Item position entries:
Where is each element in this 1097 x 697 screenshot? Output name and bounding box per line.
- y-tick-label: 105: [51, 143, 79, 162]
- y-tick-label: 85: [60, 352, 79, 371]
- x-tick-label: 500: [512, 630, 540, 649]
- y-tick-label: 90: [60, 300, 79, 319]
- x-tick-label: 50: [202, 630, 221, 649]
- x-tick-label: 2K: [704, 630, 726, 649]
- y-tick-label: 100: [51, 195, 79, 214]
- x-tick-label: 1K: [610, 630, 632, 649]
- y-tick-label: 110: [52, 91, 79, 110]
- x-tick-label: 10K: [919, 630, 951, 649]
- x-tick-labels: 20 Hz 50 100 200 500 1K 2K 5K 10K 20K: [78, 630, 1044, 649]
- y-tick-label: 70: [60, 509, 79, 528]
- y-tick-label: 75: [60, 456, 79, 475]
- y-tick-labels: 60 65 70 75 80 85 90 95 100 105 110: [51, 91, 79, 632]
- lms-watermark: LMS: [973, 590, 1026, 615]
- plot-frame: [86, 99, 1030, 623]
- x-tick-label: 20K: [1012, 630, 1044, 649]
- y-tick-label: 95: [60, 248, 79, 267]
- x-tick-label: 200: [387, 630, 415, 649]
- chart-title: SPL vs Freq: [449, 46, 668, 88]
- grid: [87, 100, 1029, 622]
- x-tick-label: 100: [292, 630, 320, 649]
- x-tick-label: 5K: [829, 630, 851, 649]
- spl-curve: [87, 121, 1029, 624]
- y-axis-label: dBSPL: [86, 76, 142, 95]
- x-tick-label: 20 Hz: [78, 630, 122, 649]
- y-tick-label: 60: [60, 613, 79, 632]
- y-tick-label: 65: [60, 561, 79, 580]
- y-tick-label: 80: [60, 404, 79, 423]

Directions for this task
Format every row above as a JSON list of strings, with one string per line and no blank lines.

Response for this exercise
[
  "Where is each element in this 1097 x 697 screenshot? Output name and bounding box per line.",
  "- y-tick-label: 105: [51, 143, 79, 162]",
  "- y-tick-label: 85: [60, 352, 79, 371]",
  "- x-tick-label: 500: [512, 630, 540, 649]",
  "- y-tick-label: 90: [60, 300, 79, 319]",
  "- x-tick-label: 50: [202, 630, 221, 649]",
  "- x-tick-label: 2K: [704, 630, 726, 649]",
  "- y-tick-label: 100: [51, 195, 79, 214]",
  "- x-tick-label: 1K: [610, 630, 632, 649]",
  "- y-tick-label: 110: [52, 91, 79, 110]",
  "- x-tick-label: 10K: [919, 630, 951, 649]",
  "- x-tick-labels: 20 Hz 50 100 200 500 1K 2K 5K 10K 20K: [78, 630, 1044, 649]",
  "- y-tick-label: 70: [60, 509, 79, 528]",
  "- y-tick-label: 75: [60, 456, 79, 475]",
  "- y-tick-labels: 60 65 70 75 80 85 90 95 100 105 110: [51, 91, 79, 632]",
  "- lms-watermark: LMS: [973, 590, 1026, 615]",
  "- plot-frame: [86, 99, 1030, 623]",
  "- x-tick-label: 20K: [1012, 630, 1044, 649]",
  "- y-tick-label: 95: [60, 248, 79, 267]",
  "- x-tick-label: 200: [387, 630, 415, 649]",
  "- chart-title: SPL vs Freq: [449, 46, 668, 88]",
  "- grid: [87, 100, 1029, 622]",
  "- x-tick-label: 100: [292, 630, 320, 649]",
  "- x-tick-label: 5K: [829, 630, 851, 649]",
  "- spl-curve: [87, 121, 1029, 624]",
  "- y-axis-label: dBSPL: [86, 76, 142, 95]",
  "- x-tick-label: 20 Hz: [78, 630, 122, 649]",
  "- y-tick-label: 60: [60, 613, 79, 632]",
  "- y-tick-label: 65: [60, 561, 79, 580]",
  "- y-tick-label: 80: [60, 404, 79, 423]"
]